Locate all lines with the word "ECHR" and copy them out.

# start of Given data

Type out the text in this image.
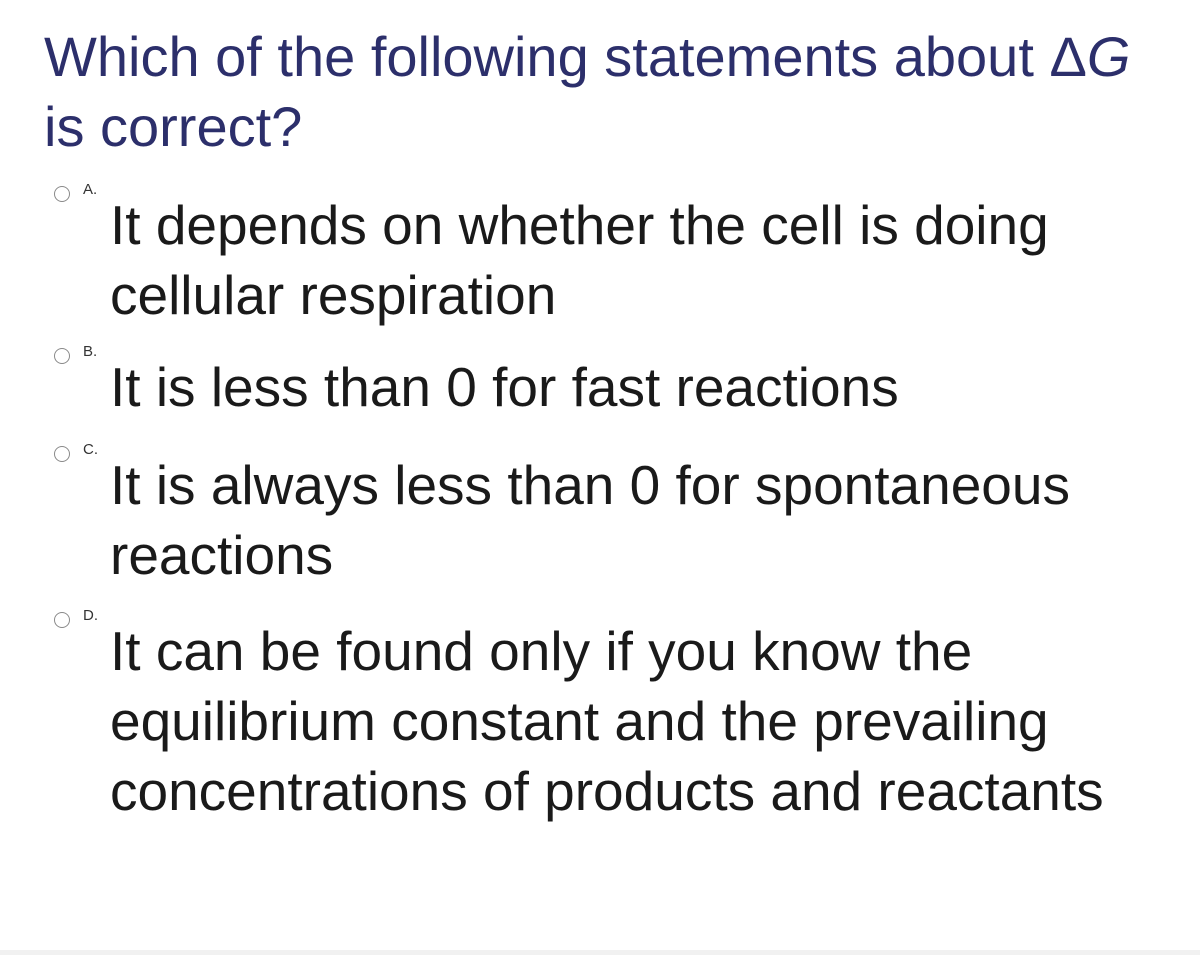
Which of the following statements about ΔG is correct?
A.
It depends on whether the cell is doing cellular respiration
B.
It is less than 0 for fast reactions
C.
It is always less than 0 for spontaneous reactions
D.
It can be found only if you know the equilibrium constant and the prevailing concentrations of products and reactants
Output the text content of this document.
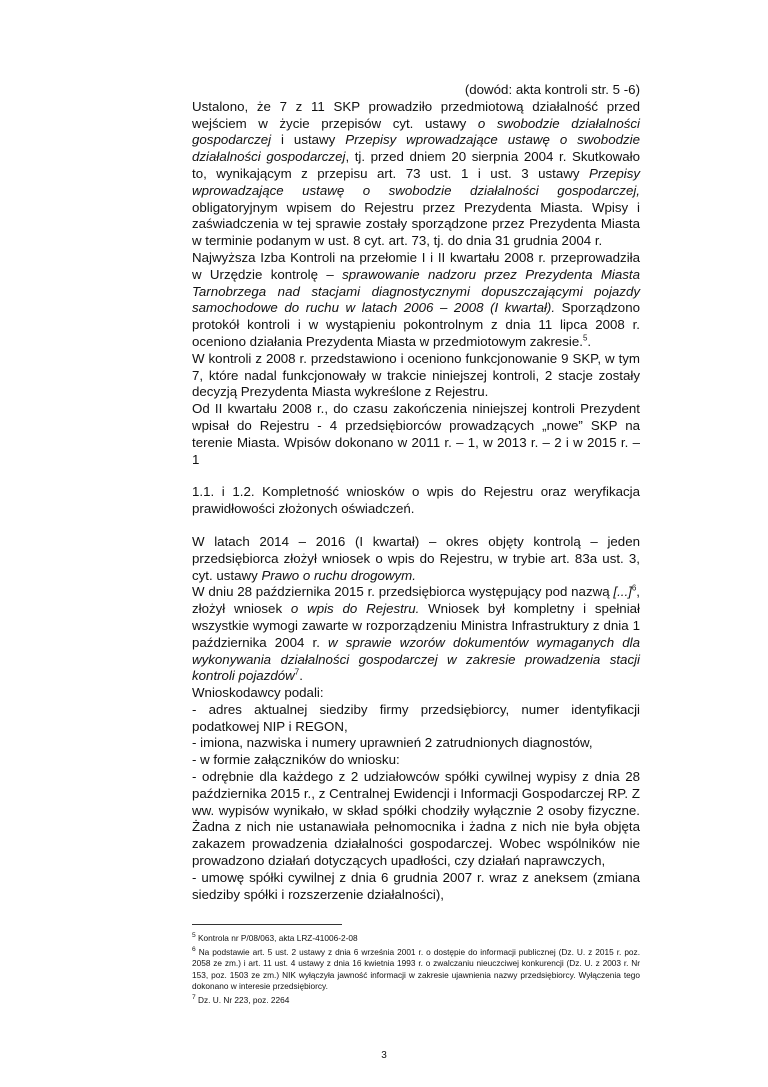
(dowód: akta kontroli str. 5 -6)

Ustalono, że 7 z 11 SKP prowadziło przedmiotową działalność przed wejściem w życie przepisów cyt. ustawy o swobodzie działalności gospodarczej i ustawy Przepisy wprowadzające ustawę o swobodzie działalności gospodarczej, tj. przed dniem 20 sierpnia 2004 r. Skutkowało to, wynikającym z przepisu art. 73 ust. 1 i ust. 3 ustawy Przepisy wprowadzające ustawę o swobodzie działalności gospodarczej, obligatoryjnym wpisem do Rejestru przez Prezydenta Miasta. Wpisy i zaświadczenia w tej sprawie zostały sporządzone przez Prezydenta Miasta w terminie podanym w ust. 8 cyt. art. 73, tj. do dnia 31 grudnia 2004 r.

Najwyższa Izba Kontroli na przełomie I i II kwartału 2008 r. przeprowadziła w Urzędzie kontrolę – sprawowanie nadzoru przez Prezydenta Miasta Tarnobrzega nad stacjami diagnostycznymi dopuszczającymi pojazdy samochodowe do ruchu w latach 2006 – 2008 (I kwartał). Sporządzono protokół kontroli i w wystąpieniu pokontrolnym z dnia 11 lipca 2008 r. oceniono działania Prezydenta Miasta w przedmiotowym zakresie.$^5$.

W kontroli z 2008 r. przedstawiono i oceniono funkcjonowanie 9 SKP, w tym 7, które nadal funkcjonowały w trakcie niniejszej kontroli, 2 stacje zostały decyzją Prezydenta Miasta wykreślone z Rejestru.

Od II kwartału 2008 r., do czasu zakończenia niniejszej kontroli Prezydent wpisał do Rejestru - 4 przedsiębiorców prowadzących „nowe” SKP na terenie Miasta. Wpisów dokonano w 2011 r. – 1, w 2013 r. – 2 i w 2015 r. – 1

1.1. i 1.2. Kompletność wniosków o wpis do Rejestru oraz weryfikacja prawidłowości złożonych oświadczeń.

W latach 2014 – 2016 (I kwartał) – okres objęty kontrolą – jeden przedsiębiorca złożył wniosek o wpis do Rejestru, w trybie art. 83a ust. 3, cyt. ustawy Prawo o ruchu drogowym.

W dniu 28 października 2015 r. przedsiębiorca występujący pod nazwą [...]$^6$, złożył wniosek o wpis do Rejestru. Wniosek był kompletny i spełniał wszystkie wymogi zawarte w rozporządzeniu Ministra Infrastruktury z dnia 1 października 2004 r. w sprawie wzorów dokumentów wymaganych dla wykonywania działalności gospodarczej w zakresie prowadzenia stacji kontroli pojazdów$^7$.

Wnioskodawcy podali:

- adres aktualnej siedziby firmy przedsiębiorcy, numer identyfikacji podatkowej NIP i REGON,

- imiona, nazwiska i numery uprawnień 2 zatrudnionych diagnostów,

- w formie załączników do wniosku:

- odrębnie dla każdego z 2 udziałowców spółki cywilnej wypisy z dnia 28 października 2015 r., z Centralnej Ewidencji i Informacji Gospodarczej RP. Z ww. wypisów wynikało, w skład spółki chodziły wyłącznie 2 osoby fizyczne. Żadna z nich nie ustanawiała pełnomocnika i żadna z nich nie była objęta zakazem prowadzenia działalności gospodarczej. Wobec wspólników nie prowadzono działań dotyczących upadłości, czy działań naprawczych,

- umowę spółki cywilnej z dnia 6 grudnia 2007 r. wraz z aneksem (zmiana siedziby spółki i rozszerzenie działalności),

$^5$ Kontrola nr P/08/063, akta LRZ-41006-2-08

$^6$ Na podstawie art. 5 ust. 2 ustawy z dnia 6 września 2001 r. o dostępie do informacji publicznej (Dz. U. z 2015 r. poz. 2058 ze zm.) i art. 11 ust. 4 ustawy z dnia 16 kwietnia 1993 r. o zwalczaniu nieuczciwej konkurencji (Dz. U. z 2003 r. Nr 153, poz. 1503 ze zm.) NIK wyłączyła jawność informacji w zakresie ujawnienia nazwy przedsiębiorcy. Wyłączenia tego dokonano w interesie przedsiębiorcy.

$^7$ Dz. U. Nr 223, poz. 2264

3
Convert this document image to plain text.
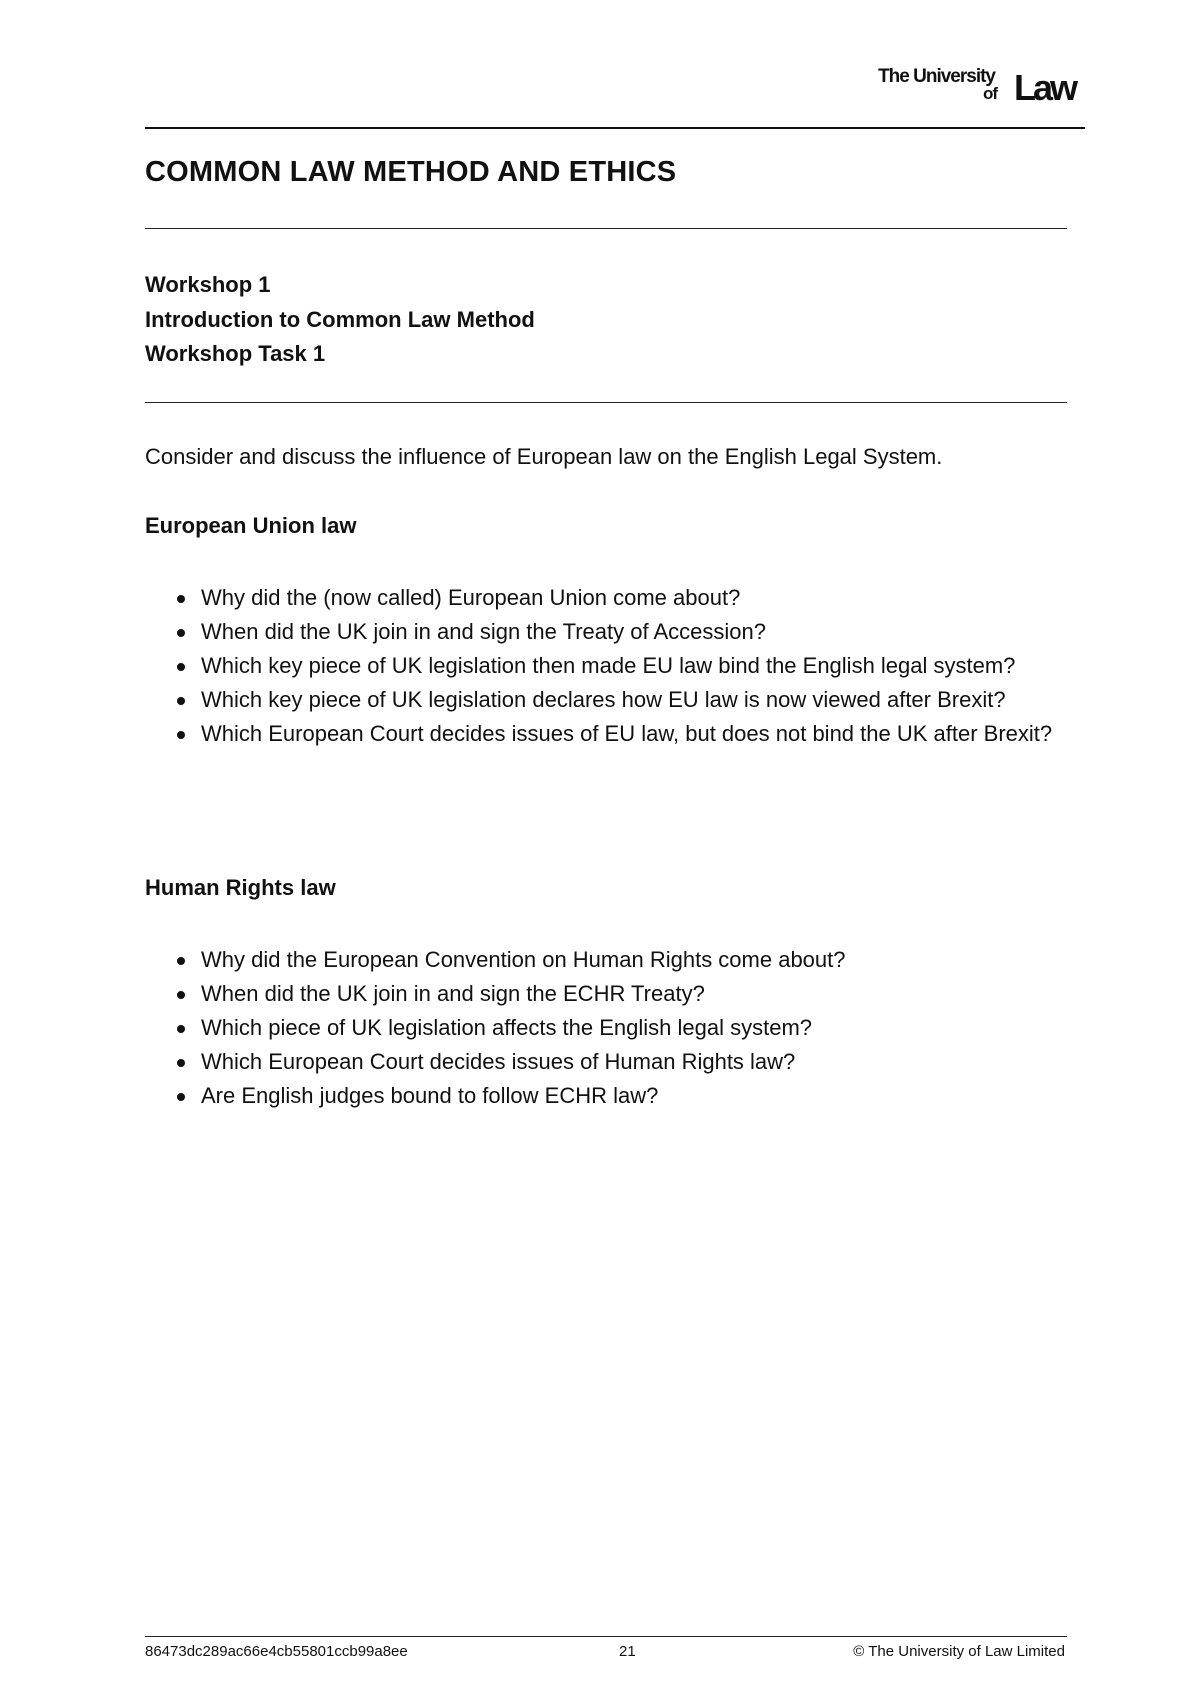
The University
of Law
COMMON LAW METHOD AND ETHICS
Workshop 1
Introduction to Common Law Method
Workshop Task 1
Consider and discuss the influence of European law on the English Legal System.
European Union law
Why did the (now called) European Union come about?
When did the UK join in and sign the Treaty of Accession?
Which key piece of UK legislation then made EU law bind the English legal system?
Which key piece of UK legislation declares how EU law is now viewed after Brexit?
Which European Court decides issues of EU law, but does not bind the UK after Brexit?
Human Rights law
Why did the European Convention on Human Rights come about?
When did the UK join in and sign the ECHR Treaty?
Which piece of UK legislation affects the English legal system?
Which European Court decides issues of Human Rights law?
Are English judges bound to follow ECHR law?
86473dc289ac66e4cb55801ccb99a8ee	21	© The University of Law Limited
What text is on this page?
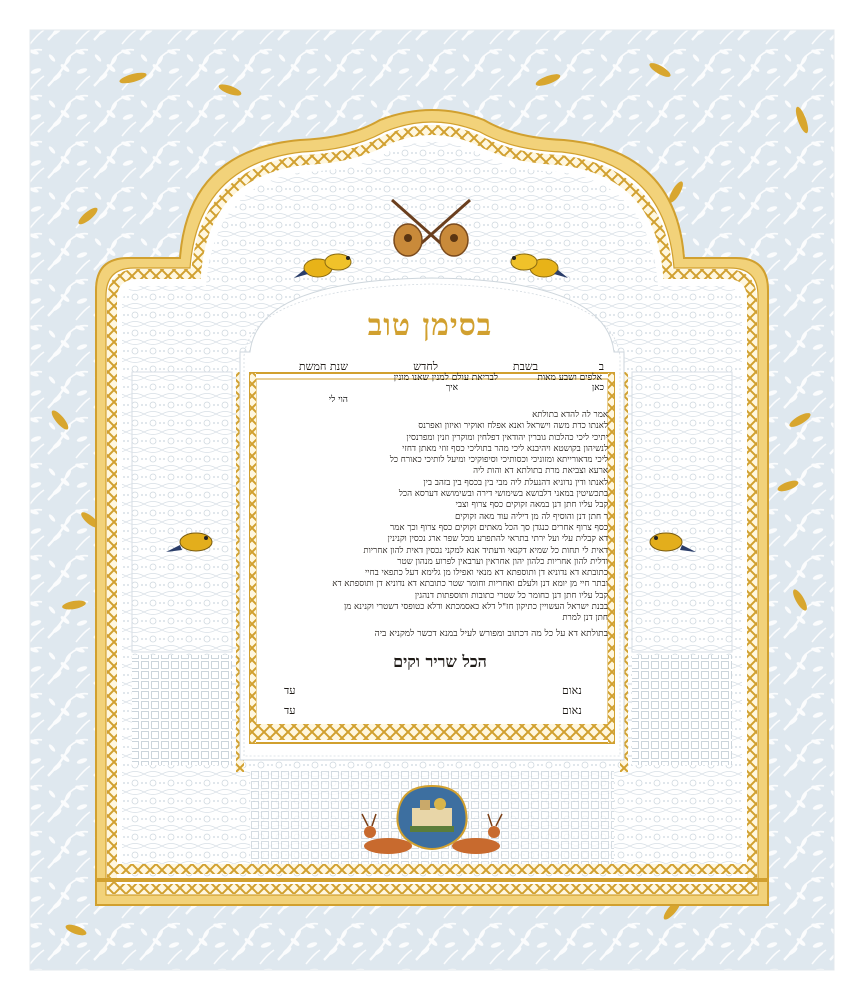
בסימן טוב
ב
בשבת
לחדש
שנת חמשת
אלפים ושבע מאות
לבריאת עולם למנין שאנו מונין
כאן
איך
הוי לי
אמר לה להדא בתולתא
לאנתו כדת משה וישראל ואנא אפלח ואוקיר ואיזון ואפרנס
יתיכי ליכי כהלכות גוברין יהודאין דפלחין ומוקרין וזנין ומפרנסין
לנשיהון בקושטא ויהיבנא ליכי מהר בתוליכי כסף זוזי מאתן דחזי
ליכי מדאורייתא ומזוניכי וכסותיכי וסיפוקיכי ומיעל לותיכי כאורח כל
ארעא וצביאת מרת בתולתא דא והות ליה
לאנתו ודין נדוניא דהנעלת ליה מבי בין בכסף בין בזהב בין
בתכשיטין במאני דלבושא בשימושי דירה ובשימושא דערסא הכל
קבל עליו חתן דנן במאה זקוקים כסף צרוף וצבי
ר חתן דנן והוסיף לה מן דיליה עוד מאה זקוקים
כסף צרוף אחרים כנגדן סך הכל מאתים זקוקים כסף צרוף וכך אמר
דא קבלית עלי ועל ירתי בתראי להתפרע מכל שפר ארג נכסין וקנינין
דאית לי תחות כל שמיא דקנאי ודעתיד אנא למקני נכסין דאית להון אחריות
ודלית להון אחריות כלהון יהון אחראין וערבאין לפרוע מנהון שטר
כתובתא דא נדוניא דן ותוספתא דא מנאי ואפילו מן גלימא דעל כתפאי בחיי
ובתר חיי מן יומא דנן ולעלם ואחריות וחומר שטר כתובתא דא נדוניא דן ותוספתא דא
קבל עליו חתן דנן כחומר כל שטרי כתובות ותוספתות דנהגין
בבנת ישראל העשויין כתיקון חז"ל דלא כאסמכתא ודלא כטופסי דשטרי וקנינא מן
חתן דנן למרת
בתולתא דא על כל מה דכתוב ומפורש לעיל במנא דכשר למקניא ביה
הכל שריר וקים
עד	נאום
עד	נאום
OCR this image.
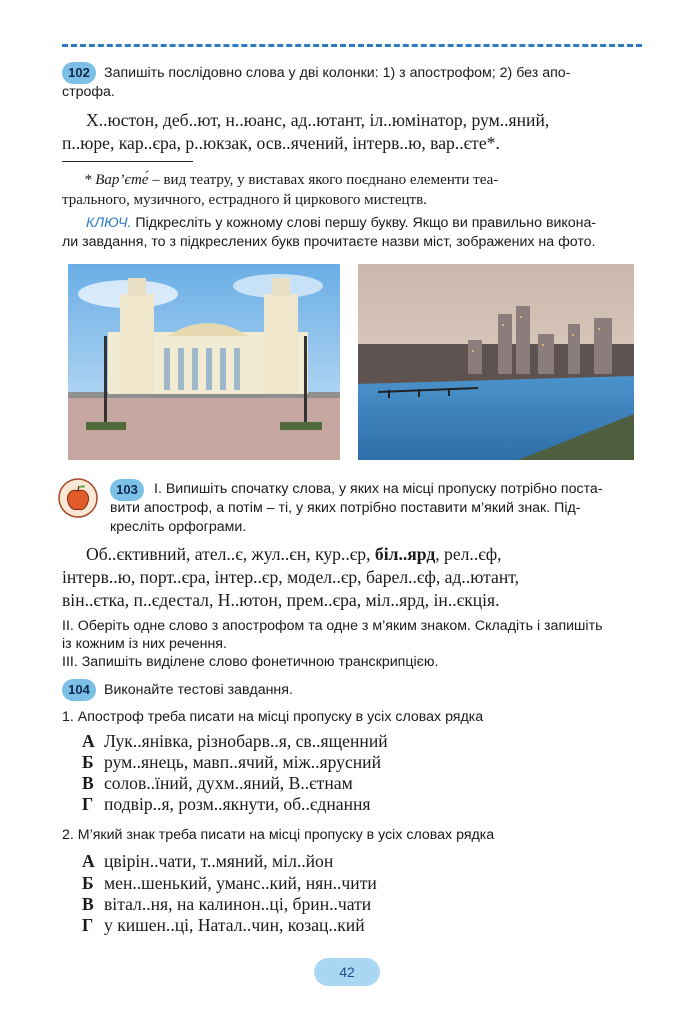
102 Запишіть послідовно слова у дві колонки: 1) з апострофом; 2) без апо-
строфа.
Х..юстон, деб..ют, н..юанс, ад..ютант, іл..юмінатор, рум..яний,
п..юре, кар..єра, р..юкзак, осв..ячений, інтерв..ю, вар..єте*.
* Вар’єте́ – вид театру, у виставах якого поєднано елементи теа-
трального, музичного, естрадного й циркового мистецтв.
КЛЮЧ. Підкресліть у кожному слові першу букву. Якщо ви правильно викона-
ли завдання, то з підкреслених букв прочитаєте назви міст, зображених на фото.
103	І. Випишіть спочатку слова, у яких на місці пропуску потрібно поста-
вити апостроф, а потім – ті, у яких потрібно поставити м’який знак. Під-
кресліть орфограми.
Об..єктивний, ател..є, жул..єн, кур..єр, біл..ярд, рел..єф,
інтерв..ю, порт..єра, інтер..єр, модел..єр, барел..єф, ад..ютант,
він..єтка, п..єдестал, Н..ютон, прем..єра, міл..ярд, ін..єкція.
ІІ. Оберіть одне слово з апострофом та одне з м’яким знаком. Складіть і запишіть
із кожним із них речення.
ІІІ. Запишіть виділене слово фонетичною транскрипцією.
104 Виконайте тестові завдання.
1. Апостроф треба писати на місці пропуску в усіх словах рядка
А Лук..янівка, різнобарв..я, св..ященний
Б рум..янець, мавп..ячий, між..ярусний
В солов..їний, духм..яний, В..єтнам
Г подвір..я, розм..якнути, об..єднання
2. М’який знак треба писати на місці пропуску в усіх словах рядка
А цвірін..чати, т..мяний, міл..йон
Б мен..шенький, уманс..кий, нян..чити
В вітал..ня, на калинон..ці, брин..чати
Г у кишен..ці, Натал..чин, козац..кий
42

# end of Given data

# Complete response
When did the UK join in and sign the ECHR Treaty?
Are English judges bound to follow ECHR law?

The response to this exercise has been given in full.